What this task involves: Each line that holds the word "утвержденной" counts once; give the total number of such lines and nothing else.

Records to use:
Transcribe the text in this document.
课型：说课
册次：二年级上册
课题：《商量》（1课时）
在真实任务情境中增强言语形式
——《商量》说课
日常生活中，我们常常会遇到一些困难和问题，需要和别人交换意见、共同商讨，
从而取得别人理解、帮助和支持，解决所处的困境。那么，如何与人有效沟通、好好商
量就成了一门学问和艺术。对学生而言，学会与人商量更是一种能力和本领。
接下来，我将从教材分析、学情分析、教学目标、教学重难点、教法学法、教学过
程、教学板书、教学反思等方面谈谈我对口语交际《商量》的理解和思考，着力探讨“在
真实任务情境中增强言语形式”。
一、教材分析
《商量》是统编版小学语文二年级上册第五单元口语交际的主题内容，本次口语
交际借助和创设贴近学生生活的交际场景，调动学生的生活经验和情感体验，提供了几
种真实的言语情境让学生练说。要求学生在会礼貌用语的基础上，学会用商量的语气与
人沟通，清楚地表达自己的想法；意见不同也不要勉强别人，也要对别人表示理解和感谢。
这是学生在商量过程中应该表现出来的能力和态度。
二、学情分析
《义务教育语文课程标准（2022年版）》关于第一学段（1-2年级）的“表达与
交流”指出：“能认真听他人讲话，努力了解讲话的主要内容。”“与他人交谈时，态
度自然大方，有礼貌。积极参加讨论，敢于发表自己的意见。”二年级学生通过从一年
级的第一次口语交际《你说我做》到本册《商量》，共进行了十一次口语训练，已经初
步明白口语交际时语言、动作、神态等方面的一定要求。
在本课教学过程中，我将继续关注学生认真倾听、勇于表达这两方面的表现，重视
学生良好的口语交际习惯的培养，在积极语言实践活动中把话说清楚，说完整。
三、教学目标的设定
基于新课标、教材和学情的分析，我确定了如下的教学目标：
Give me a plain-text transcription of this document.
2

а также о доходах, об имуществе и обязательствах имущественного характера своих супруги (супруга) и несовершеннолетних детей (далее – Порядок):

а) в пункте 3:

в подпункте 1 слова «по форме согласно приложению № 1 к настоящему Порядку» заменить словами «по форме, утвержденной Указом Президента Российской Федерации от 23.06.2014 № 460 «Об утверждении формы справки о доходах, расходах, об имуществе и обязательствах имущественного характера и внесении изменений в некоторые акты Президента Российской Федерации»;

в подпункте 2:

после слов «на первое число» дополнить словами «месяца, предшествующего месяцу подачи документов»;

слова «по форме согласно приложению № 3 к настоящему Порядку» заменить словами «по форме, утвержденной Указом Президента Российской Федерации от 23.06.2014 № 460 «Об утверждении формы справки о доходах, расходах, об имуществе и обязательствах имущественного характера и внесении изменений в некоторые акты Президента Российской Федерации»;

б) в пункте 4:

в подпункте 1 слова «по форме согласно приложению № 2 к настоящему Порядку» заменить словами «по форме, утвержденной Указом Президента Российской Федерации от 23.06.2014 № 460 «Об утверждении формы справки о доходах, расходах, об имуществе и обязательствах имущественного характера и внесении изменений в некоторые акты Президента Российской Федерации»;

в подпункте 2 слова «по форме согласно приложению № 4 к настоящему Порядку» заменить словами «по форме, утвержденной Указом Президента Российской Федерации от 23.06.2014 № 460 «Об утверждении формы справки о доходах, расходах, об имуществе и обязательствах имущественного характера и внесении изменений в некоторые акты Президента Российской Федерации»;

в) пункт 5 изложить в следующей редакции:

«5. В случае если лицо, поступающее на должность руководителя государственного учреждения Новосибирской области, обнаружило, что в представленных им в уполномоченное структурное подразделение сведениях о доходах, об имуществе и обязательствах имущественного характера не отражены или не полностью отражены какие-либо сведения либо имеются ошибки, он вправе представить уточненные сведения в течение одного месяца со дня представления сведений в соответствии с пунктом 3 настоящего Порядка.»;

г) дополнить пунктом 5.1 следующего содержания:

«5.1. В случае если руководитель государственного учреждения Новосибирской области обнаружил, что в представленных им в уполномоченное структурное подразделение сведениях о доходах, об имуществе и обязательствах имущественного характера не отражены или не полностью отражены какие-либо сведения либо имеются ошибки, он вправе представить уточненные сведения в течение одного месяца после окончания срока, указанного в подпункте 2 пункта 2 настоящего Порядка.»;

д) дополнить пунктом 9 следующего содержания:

Task solution: 4